- [Task objective] Give the number of lines containing the word "企业级应用与开发" and nothing more.

- [Data listing]
++++++++++++++++++++

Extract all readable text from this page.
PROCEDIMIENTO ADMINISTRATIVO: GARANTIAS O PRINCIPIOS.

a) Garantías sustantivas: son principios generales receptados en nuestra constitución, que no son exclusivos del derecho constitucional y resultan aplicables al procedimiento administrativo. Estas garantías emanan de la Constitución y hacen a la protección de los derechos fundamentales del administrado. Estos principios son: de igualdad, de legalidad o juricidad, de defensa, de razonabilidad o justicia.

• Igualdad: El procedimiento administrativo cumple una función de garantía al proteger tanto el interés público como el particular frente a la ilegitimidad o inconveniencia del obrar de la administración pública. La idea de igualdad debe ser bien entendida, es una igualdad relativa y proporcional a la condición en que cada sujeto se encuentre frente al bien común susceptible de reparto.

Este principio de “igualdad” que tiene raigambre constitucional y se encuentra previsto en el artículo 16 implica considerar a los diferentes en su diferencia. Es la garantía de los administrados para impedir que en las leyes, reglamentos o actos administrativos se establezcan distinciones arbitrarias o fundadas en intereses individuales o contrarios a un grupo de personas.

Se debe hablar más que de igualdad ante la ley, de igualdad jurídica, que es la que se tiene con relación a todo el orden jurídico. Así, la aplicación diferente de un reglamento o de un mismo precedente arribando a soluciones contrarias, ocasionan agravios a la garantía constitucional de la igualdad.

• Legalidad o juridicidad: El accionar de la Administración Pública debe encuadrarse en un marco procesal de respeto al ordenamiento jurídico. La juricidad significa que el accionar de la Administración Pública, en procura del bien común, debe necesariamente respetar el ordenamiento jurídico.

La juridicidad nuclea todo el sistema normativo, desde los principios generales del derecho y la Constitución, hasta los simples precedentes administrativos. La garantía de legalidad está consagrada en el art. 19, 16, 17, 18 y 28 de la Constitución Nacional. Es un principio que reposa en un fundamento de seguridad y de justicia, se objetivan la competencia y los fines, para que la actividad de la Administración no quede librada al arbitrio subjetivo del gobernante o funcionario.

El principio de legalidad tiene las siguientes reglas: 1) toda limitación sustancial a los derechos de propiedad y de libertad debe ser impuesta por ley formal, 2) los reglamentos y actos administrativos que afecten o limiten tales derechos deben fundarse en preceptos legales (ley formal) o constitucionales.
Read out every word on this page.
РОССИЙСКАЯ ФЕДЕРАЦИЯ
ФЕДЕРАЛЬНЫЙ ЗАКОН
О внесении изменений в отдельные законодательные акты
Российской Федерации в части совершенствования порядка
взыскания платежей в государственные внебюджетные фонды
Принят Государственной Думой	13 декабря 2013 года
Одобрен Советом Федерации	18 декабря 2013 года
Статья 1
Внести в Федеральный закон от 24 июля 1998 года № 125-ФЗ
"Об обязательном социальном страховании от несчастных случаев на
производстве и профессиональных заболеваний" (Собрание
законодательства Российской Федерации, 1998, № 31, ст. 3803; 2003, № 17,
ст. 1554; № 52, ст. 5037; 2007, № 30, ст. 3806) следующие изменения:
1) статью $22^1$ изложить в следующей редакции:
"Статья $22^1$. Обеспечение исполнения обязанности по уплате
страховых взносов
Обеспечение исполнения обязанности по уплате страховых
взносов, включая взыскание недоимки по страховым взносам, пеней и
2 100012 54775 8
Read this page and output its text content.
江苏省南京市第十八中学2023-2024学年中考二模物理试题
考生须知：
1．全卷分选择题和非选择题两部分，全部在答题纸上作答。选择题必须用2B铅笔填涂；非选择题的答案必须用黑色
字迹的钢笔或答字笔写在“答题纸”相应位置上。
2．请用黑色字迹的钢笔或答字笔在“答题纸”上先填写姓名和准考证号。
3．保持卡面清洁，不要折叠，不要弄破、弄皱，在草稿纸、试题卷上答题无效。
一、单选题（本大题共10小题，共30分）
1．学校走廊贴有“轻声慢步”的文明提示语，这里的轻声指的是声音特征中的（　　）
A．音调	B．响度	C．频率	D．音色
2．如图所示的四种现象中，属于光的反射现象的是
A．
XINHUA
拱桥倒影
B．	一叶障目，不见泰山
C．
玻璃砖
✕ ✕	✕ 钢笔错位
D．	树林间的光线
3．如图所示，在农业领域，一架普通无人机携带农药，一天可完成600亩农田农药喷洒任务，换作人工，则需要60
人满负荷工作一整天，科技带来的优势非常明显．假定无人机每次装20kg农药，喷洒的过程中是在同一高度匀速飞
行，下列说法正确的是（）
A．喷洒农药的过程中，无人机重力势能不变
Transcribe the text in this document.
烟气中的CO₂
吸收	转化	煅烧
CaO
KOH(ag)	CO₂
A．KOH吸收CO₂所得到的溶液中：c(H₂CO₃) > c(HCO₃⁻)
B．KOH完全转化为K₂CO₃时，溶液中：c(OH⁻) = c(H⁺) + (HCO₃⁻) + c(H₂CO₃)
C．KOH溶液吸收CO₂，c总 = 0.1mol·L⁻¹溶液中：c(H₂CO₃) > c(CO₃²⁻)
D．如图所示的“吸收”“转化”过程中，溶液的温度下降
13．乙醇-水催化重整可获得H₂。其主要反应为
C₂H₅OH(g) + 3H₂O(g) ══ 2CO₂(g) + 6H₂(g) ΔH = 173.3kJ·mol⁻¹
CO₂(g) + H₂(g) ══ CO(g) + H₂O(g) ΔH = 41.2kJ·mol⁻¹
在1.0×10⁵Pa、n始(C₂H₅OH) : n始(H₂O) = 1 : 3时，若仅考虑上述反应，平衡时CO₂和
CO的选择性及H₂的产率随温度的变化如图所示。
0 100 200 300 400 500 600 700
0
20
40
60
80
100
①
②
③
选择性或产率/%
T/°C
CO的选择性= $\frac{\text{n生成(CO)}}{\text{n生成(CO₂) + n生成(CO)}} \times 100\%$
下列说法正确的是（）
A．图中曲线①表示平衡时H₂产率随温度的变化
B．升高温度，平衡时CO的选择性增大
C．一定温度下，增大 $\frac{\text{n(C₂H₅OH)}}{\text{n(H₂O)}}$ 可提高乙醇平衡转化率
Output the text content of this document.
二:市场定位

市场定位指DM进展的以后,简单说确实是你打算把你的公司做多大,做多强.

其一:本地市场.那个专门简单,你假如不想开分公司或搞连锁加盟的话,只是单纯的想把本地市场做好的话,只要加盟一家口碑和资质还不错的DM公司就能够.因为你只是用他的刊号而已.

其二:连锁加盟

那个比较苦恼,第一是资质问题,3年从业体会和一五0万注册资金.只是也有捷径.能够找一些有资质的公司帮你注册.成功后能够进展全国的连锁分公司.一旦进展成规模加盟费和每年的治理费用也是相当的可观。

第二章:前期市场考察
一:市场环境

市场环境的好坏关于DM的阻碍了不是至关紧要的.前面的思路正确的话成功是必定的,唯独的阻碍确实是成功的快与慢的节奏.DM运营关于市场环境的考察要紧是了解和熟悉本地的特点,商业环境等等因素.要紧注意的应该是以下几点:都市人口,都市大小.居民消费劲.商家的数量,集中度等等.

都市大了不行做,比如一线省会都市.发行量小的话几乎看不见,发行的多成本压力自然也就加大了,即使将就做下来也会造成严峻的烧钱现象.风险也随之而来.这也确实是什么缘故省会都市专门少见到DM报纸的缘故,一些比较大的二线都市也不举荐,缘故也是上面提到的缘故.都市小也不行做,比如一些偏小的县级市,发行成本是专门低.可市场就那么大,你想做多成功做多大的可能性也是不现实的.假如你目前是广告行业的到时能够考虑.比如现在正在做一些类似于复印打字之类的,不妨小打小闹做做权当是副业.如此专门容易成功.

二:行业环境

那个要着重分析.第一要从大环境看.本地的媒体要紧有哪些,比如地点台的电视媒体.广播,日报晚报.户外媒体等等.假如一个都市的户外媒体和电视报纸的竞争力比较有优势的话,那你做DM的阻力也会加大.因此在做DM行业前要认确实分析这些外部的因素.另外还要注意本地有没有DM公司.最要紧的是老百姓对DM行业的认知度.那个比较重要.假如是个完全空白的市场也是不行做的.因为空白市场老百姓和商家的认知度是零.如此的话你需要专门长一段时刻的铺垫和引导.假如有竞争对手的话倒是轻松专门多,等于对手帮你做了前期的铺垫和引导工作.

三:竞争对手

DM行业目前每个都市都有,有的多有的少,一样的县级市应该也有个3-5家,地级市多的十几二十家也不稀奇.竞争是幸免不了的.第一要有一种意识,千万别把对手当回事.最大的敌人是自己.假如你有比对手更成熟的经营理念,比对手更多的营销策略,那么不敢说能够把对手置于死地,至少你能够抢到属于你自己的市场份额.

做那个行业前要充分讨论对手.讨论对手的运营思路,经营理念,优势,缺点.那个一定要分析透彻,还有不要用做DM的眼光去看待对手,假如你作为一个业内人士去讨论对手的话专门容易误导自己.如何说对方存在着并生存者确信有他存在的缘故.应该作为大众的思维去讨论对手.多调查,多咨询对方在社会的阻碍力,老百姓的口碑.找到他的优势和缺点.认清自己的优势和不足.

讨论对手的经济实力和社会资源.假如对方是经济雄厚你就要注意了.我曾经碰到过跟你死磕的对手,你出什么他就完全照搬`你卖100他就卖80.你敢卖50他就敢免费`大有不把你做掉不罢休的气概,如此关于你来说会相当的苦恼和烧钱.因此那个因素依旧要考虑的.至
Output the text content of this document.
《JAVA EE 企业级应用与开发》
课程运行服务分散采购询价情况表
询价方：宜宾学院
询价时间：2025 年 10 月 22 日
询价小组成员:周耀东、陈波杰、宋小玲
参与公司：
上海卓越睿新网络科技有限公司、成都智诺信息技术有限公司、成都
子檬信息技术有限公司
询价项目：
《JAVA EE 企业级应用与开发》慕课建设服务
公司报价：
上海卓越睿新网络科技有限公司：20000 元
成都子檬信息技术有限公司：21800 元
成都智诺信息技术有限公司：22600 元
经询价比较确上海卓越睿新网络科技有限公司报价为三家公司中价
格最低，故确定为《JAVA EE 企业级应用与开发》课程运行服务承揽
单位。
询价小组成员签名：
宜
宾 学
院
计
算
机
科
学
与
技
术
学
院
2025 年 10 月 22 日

++++++++++++++++++++

- [Response] 3